• [SELECTED PASSAGE]
★ ★ ★

The album features superb renditions of “House of the Rising Sun” and “Pata Pata,” as well as guest appearances from Gregory Porter, Angélique Kidjo, and Ladysmith Black Mambazo.
Born in Illinois to Rwandan and Ugandan parents, Somi says Makeba’s music was so ubiquitous, she can’t even remember the first time she heard her.
Somi spoke with theGrio about the journey of exploring Makeba’s life and how she conceived Dreaming Zenzile without any prior theater experience.
“I think my parents introduced me to her music at some point and she’s just always been a part of my life’s soundtrack, if you will,” Somi told theGrio. She says that Makeba helped her embrace the trans-Atlantic side of herself as an artist. “She gives me the courage to lean into a more holistic representation of who I am, culturally and otherwise, ” she said.
After reading Nina Simone’s autobiography and learning more about their friendship, Somi began connecting the dots on Makeba’s connection to American music and culture.
“That’s when I realized so much more about her approximation to jazz. So much more about the spaces that she was moving through in the upper echelons of politics and culture in this country specifically,” Somi said.
“And then obviously learning about that kind of erasure, a very efficient, swift cultural erasure that happened when she married Stokely Carmichael, whom, as you know, was one of the leaders in the Black Panther Party. And so, as a result, there has been this sort of sustained silence.”

★ ★ ★

• [WORK ORDER] Reproduce verbatim the part of the passage on Somi and Miriam Makeba that begins with "Somi spoke with" and ends after "music and culture.".

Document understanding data
★ ★ ★

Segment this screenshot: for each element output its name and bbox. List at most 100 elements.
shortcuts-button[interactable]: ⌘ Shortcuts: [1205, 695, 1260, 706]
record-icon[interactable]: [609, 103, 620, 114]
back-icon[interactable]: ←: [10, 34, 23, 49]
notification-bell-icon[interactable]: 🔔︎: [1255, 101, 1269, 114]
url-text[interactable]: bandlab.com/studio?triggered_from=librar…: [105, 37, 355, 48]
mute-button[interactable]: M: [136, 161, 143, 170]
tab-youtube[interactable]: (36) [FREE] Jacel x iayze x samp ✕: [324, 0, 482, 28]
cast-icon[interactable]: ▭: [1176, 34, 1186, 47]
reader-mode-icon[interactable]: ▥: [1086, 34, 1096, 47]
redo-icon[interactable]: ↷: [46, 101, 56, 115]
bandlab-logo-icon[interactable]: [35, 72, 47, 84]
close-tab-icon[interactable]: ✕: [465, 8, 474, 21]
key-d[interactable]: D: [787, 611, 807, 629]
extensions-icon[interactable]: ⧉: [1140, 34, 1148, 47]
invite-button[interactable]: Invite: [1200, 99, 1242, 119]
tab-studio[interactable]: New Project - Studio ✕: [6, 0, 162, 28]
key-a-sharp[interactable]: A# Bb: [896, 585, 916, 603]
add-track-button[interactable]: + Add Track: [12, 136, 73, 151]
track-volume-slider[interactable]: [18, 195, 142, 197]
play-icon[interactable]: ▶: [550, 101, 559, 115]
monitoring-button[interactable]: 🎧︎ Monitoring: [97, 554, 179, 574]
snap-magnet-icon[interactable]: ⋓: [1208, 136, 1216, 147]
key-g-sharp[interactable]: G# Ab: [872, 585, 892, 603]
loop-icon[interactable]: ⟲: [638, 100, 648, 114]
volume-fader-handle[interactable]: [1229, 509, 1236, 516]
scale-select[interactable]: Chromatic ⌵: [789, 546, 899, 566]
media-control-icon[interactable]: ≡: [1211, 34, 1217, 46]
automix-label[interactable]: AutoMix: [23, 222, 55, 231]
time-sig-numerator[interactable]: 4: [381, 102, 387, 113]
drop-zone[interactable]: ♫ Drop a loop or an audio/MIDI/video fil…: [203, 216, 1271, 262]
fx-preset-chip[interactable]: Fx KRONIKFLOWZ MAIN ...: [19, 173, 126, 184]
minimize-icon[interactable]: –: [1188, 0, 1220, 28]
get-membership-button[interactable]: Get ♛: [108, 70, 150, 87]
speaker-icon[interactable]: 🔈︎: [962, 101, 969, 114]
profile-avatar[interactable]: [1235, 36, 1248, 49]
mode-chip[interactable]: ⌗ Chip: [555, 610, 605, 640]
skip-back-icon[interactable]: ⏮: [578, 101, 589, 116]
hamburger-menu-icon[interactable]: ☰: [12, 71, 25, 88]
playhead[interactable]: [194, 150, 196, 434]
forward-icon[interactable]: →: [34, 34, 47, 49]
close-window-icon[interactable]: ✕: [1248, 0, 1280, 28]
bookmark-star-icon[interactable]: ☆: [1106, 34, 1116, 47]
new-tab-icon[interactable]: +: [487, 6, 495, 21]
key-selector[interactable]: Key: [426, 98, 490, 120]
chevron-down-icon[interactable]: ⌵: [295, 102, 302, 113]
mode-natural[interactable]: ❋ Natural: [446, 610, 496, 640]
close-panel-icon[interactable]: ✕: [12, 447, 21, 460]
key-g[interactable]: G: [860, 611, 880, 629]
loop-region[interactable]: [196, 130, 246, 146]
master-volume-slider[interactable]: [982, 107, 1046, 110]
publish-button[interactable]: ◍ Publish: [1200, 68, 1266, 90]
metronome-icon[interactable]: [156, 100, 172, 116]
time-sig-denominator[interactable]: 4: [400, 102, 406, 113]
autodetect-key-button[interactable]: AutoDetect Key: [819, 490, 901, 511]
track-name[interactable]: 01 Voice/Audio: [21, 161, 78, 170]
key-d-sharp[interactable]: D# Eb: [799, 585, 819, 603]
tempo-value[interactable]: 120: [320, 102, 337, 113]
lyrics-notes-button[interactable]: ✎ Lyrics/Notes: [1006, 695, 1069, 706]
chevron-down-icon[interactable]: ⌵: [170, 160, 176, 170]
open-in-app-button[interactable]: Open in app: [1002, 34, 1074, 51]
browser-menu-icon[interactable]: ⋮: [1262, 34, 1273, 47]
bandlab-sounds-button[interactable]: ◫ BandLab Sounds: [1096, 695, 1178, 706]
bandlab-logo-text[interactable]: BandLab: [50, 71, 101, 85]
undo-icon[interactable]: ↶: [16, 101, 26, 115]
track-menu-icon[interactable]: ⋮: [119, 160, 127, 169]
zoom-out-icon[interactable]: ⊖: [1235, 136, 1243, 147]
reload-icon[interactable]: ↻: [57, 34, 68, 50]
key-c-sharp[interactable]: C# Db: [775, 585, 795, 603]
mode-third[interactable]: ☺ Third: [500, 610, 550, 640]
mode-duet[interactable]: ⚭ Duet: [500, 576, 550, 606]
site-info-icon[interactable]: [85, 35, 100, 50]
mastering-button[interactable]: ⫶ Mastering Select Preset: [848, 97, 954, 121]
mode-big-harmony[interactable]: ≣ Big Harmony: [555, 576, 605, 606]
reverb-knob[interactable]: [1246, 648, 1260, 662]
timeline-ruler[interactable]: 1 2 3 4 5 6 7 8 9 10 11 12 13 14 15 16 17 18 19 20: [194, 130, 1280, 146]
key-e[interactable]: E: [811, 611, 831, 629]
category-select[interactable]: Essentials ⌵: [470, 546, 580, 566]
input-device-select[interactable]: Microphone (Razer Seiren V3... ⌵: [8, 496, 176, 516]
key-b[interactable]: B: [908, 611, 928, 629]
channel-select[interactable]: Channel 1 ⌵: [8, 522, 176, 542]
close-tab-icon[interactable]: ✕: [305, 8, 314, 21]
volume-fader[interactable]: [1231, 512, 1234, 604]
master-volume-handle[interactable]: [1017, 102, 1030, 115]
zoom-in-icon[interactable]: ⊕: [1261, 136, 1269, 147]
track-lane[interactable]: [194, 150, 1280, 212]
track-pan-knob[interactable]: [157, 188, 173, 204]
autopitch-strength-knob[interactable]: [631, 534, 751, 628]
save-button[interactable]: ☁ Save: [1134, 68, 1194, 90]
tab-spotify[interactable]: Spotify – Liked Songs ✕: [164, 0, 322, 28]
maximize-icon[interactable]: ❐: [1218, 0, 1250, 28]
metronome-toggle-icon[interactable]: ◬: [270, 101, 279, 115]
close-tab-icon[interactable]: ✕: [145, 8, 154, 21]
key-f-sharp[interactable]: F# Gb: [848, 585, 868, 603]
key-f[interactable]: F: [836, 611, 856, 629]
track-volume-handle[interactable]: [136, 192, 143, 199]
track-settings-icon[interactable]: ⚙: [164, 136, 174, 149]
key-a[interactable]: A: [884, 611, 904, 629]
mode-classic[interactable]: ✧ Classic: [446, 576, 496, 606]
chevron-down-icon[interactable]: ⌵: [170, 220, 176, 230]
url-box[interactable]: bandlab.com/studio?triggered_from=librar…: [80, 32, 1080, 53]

★ ★ ★

• [ANSWER TO THIS PROBLEM]
Somi spoke with theGrio about the journey of exploring Makeba’s life and how she conceived Dreaming Zenzile without any prior theater experience.
“I think my parents introduced me to her music at some point and she’s just always been a part of my life’s soundtrack, if you will,” Somi told theGrio. She says that Makeba helped her embrace the trans-Atlantic side of herself as an artist. “She gives me the courage to lean into a more holistic representation of who I am, culturally and otherwise, ” she said.
After reading Nina Simone’s autobiography and learning more about their friendship, Somi began connecting the dots on Makeba’s connection to American music and culture.